Task details: Go through the entries below, tally each line with the string "không", and give the final number by itself.

Input rows:

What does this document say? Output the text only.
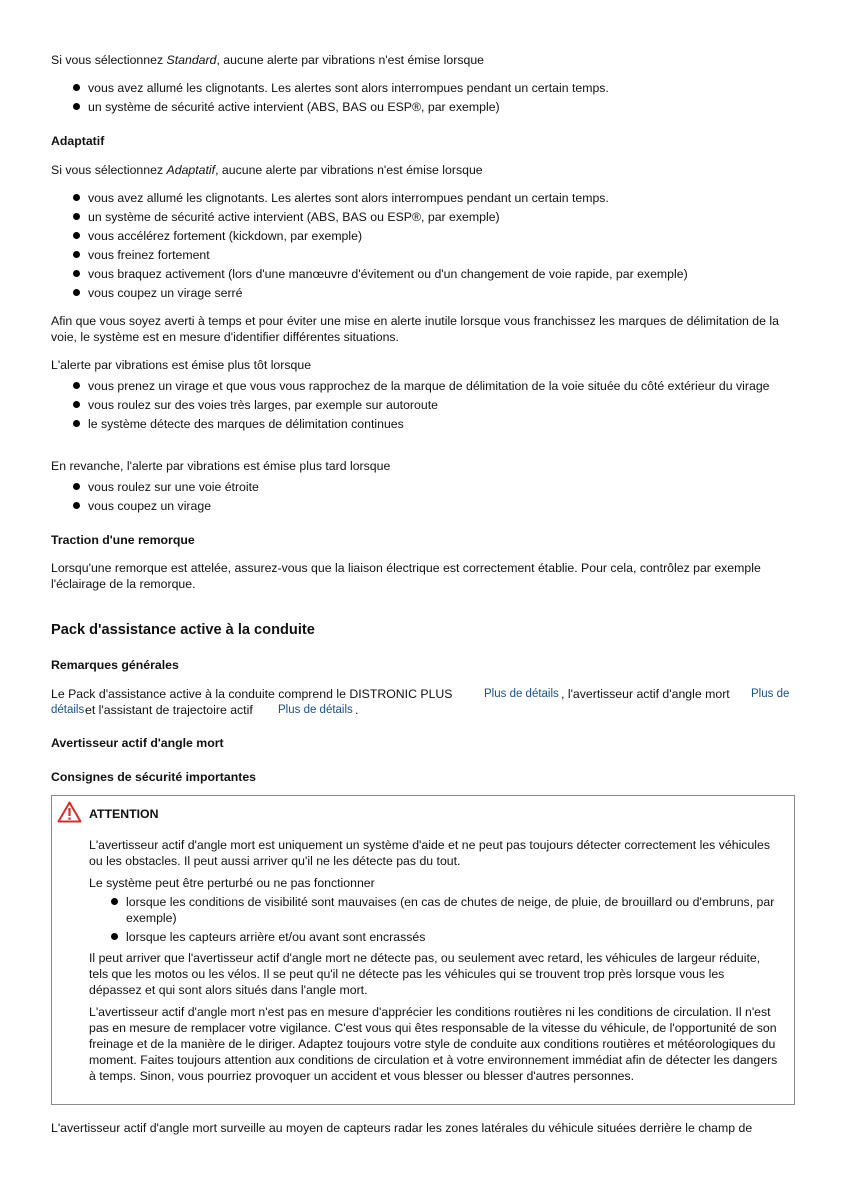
Si vous sélectionnez Standard, aucune alerte par vibrations n'est émise lorsque

vous avez allumé les clignotants. Les alertes sont alors interrompues pendant un certain temps.
un système de sécurité active intervient (ABS, BAS ou ESP®, par exemple)

Adaptatif

Si vous sélectionnez Adaptatif, aucune alerte par vibrations n'est émise lorsque

vous avez allumé les clignotants. Les alertes sont alors interrompues pendant un certain temps.
un système de sécurité active intervient (ABS, BAS ou ESP®, par exemple)
vous accélérez fortement (kickdown, par exemple)
vous freinez fortement
vous braquez activement (lors d'une manœuvre d'évitement ou d'un changement de voie rapide, par exemple)
vous coupez un virage serré

Afin que vous soyez averti à temps et pour éviter une mise en alerte inutile lorsque vous franchissez les marques de délimitation de la voie, le système est en mesure d'identifier différentes situations.

L'alerte par vibrations est émise plus tôt lorsque

vous prenez un virage et que vous vous rapprochez de la marque de délimitation de la voie située du côté extérieur du virage
vous roulez sur des voies très larges, par exemple sur autoroute
le système détecte des marques de délimitation continues

En revanche, l'alerte par vibrations est émise plus tard lorsque

vous roulez sur une voie étroite
vous coupez un virage

Traction d'une remorque

Lorsqu'une remorque est attelée, assurez-vous que la liaison électrique est correctement établie. Pour cela, contrôlez par exemple l'éclairage de la remorque.

Pack d'assistance active à la conduite

Remarques générales

Le Pack d'assistance active à la conduite comprend le DISTRONIC PLUS	Plus de détails , l'avertisseur actif d'angle mort Plus de
détails et l'assistant de trajectoire actif Plus de détails .

Avertisseur actif d'angle mort

Consignes de sécurité importantes

ATTENTION

L'avertisseur actif d'angle mort est uniquement un système d'aide et ne peut pas toujours détecter correctement les véhicules ou les obstacles. Il peut aussi arriver qu'il ne les détecte pas du tout.

Le système peut être perturbé ou ne pas fonctionner

lorsque les conditions de visibilité sont mauvaises (en cas de chutes de neige, de pluie, de brouillard ou d'embruns, par exemple)
lorsque les capteurs arrière et/ou avant sont encrassés

Il peut arriver que l'avertisseur actif d'angle mort ne détecte pas, ou seulement avec retard, les véhicules de largeur réduite, tels que les motos ou les vélos. Il se peut qu'il ne détecte pas les véhicules qui se trouvent trop près lorsque vous les dépassez et qui sont alors situés dans l'angle mort.

L'avertisseur actif d'angle mort n'est pas en mesure d'apprécier les conditions routières ni les conditions de circulation. Il n'est pas en mesure de remplacer votre vigilance. C'est vous qui êtes responsable de la vitesse du véhicule, de l'opportunité de son freinage et de la manière de le diriger. Adaptez toujours votre style de conduite aux conditions routières et météorologiques du moment. Faites toujours attention aux conditions de circulation et à votre environnement immédiat afin de détecter les dangers à temps. Sinon, vous pourriez provoquer un accident et vous blesser ou blesser d'autres personnes.

L'avertisseur actif d'angle mort surveille au moyen de capteurs radar les zones latérales du véhicule situées derrière le champ de
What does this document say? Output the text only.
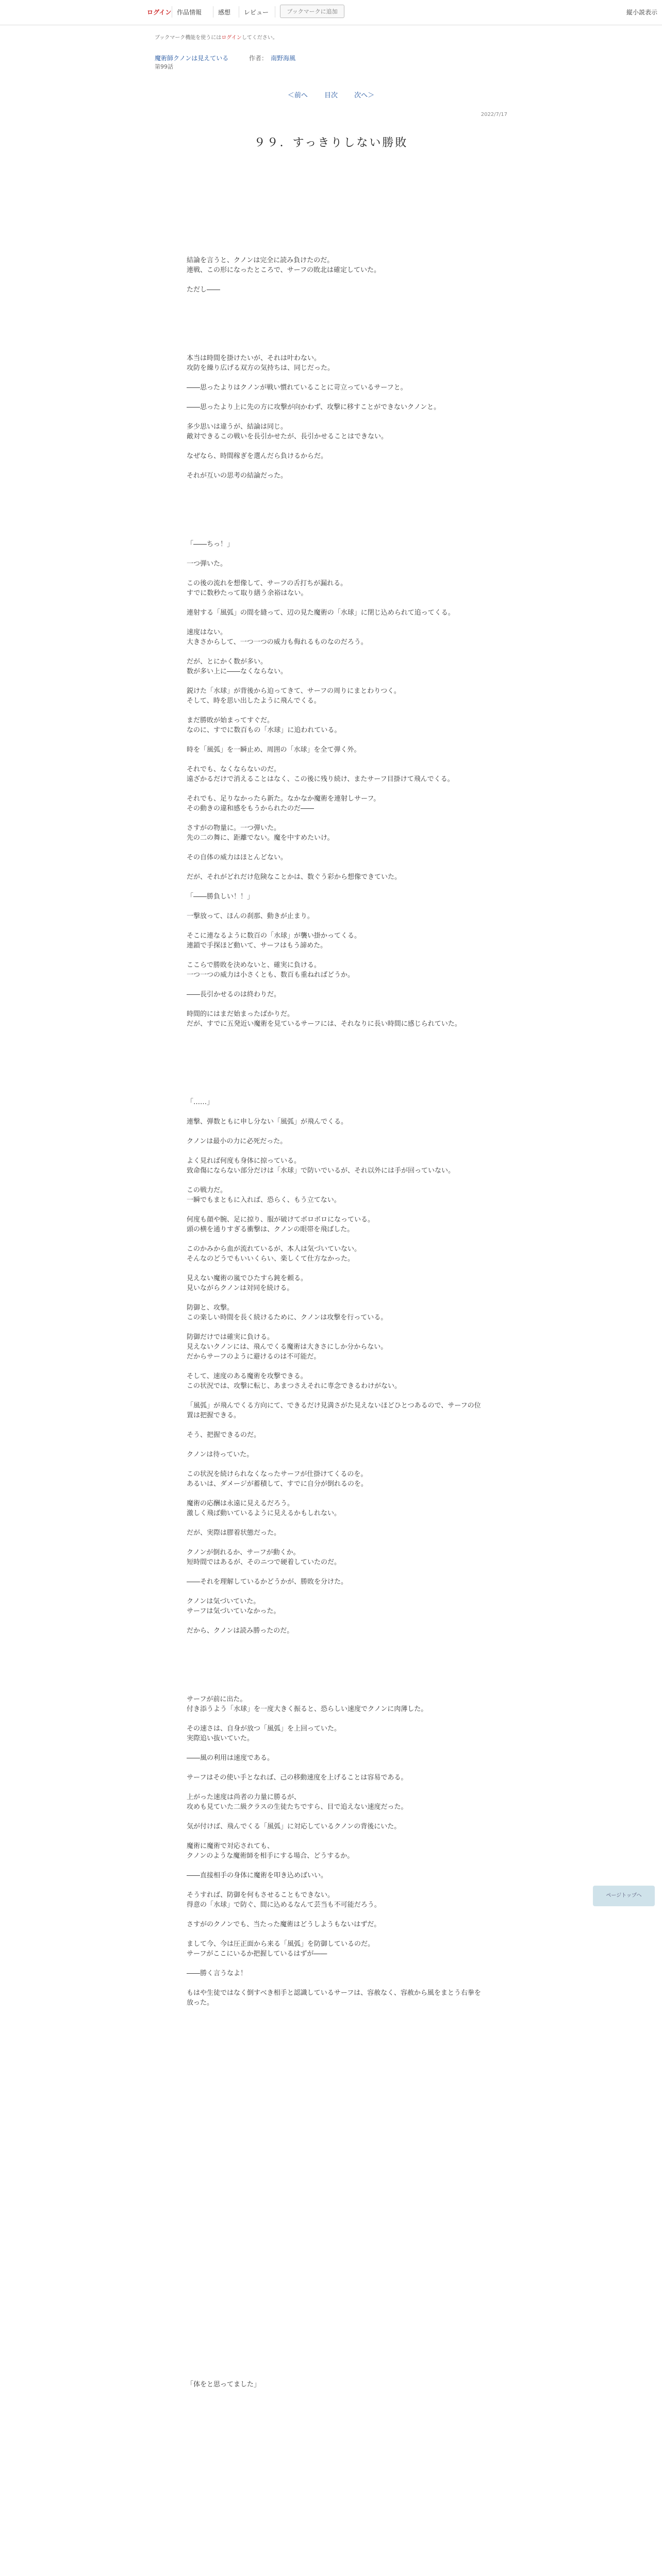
ログイン 作品情報	感想 レビュー	ブックマークに追加	縦小説表示
ブックマーク機能を使うにはログインしてください。
魔術師クノンは見えている	作者： 南野海風
第99話
＜前へ 目次 次へ＞
2022/7/17
９９．すっきりしない勝敗

結論を言うと、クノンは完全に読み負けたのだ。

連戦、この形になったところで、サーフの敗北は確定していた。

ただし――

本当は時間を掛けたいが、それは叶わない。

攻防を繰り広げる双方の気持ちは、同じだった。

――思ったよりはクノンが戦い慣れていることに苛立っているサーフと。

――思ったより上に先の方に攻撃が向かわず、攻撃に移すことができないクノンと。

多少思いは違うが、結論は同じ。

敵対できるこの戦いを長引かせたが、長引かせることはできない。

なぜなら、時間稼ぎを選んだら負けるからだ。

それが互いの思考の結論だった。

「――ちっ！」

一つ弾いた。

この後の流れを想像して、サーフの舌打ちが漏れる。

すでに数秒たって取り繕う余裕はない。

連射する「風弧」の間を縫って、辺の見た魔術の「水球」に閉じ込められて追ってくる。

速度はない。

大きさからして、一つ一つの威力も侮れるものなのだろう。

だが、とにかく数が多い。

数が多い上に――なくならない。

鋭けた「水球」が背後から迫ってきて、サーフの周りにまとわりつく。

そして、時を思い出したように飛んでくる。

まだ勝敗が始まってすぐだ。

なのに、すでに数百もの「水球」に追われている。

時を「風弧」を一瞬止め、周囲の「水球」を全て弾く外。

それでも、なくならないのだ。

遠ざかるだけで消えることはなく、この後に残り続け、またサーフ目掛けて飛んでくる。

それでも、足りなかったら新た。なかなか魔術を連射しサーフ。

その動きの違和感をもうかられたのだ――

さすがの物量に。一つ弾いた。

先の二の舞に、距離でない。魔を中すめたいけ。

その自体の威力はほとんどない。

だが、それがどれだけ危険なことかは、数ぐう彩から想像できていた。

「――勝負しい！！」

一撃放って、ほんの刹那、動きが止まり。

そこに連なるように数百の「水球」が襲い掛かってくる。

連鎖で手探ほど動いて、サーフはもう諦めた。

ここらで勝敗を決めないと、確実に負ける。

一つ一つの威力は小さくとも、数百も重ねればどうか。

――長引かせるのは終わりだ。

時間的にはまだ始まったばかりだ。

だが、すでに五発近い魔術を見ているサーフには、それなりに長い時間に感じられていた。

「……」

連撃、弾数ともに申し分ない「風弧」が飛んでくる。

クノンは最小の力に必死だった。

よく見れば何度も身体に掠っている。

致命傷にならない部分だけは「水球」で防いでいるが、それ以外には手が回っていない。

この戦力だ。

一瞬でもまともに入れば、恐らく、もう立てない。

何度も顔や腕、足に掠り、服が破けてボロボロになっている。

頭の横を通りすぎる衝撃は、クノンの眼帯を飛ばした。

このかみから血が流れているが、本人は気づいていない。

そんなのどうでもいいくらい、楽しくて仕方なかった。

見えない魔術の嵐でひたすら鈍を頼る。

見いながらクノンは対同を続ける。

防御と、攻撃。

この楽しい時間を長く続けるために、クノンは攻撃を行っている。

防御だけでは確実に負ける。

見えないクノンには、飛んでくる魔術は大きさにしか分からない。

だからサーフのように避けるのは不可能だ。

そして、速度のある魔術を攻撃できる。

この状況では、攻撃に転じ、あまつさえそれに専念できるわけがない。

「風弧」が飛んでくる方向にて、できるだけ見満さがた見えないほどひとつあるので、サーフの位置は把握できる。

そう、把握できるのだ。

クノンは待っていた。

この状況を続けられなくなったサーフが仕掛けてくるのを。

あるいは、ダメージが蓄積して、すでに自分が倒れるのを。

魔術の応酬は永遠に見えるだろう。

激しく飛ば動いているように見えるかもしれない。

だが、実際は膠着状態だった。

クノンが倒れるか、サーフが動くか。

短時間ではあるが、そのニつで硬着していたのだ。

――それを理解しているかどうかが、勝敗を分けた。

クノンは気づいていた。

サーフは気づいていなかった。

だから、クノンは読み勝ったのだ。

サーフが前に出た。

付き添うよう「水球」を一度大きく振ると、恐らしい速度でクノンに肉薄した。

その速さは、自身が放つ「風弧」を上回っていた。

実際追い抜いていた。

――風の利用は速度である。

サーフはその使い手となれば、己の移動速度を上げることは容易である。

上がった速度は尚者の力量に勝るが、

攻めも見ていた二級クラスの生徒たちですら、目で追えない速度だった。

気が付けば、飛んでくる「風弧」に対応しているクノンの背後にいた。

魔術に魔術で対応されても、

クノンのような魔術師を相手にする場合、どうするか。

――直接相手の身体に魔術を叩き込めばいい。

そうすれば、防御を何もさせることもできない。

得意の「水球」で防ぐ、間に込めるなんて芸当も不可能だろう。

さすがのクノンでも、当たった魔術はどうしようもないはずだ。

まして今、今は圧正面から来る「風弧」を防御しているのだ。

サーフがここにいるか把握しているはずが――

――勝く言うなよ！

もはや生徒ではなく倒すべき相手と認識しているサーフは、容赦なく、容赦から風をまとう右拳を放った。

「体をと思ってました」

ページトップへ
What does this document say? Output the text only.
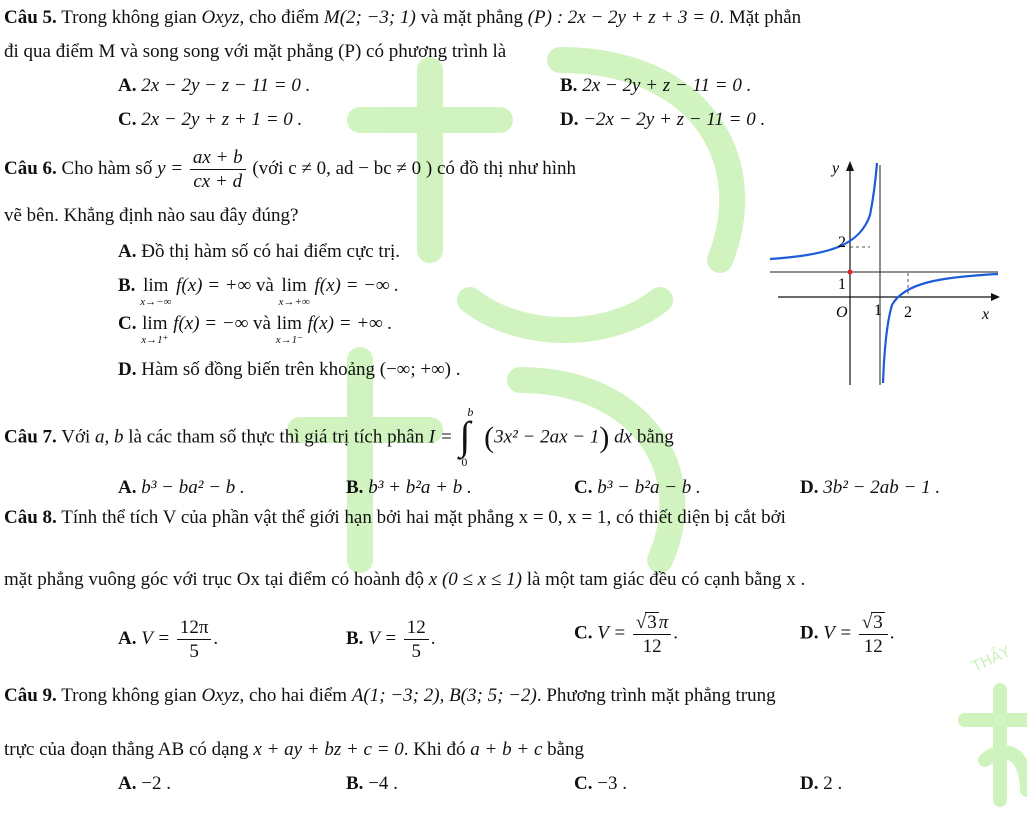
THẦY
Câu 5. Trong không gian Oxyz, cho điểm M(2; −3; 1) và mặt phẳng (P) : 2x − 2y + z + 3 = 0. Mặt phẳn
đi qua điểm M và song song với mặt phẳng (P) có phương trình là
A. 2x − 2y − z − 11 = 0 .	B. 2x − 2y + z − 11 = 0 .
C. 2x − 2y + z + 1 = 0 .	D. −2x − 2y + z − 11 = 0 .
Câu 6. Cho hàm số $y = \frac{ax + b}{cx + d}$ (với c ≠ 0, ad − bc ≠ 0 ) có đồ thị như hình
vẽ bên. Khẳng định nào sau đây đúng?
A. Đồ thị hàm số có hai điểm cực trị.
B. lim
x→−∞
f(x) = +∞ và lim
x→+∞
f(x) = −∞ .
C. lim
x→1⁺
f(x) = −∞ và lim
x→1⁻
f(x) = +∞ .
D. Hàm số đồng biến trên khoảng (−∞; +∞) .
y
x
O 1 2
1
2
Câu 7. Với a, b là các tham số thực thì giá trị tích phân I = ∫
b
0
(3x² − 2ax − 1) dx bằng
A. b³ − ba² − b .	B. b³ + b²a + b .	C. b³ − b²a − b .	D. 3b² − 2ab − 1 .
Câu 8. Tính thể tích V của phần vật thể giới hạn bởi hai mặt phẳng x = 0, x = 1, có thiết diện bị cắt bởi
mặt phẳng vuông góc với trục Ox tại điểm có hoành độ x (0 ≤ x ≤ 1) là một tam giác đều có cạnh bằng x .
A. $V = \frac{12\pi}{5}$ .	B. $V = \frac{12}{5}$ .	C. $V = \frac{√3 \pi}{12}$ .	D. $V = \frac{√3}{12}$ .
Câu 9. Trong không gian Oxyz, cho hai điểm A(1; −3; 2), B(3; 5; −2). Phương trình mặt phẳng trung
trực của đoạn thẳng AB có dạng x + ay + bz + c = 0. Khi đó a + b + c bằng
A. −2 .	B. −4 .	C. −3 .	D. 2 .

Exercise answer: 2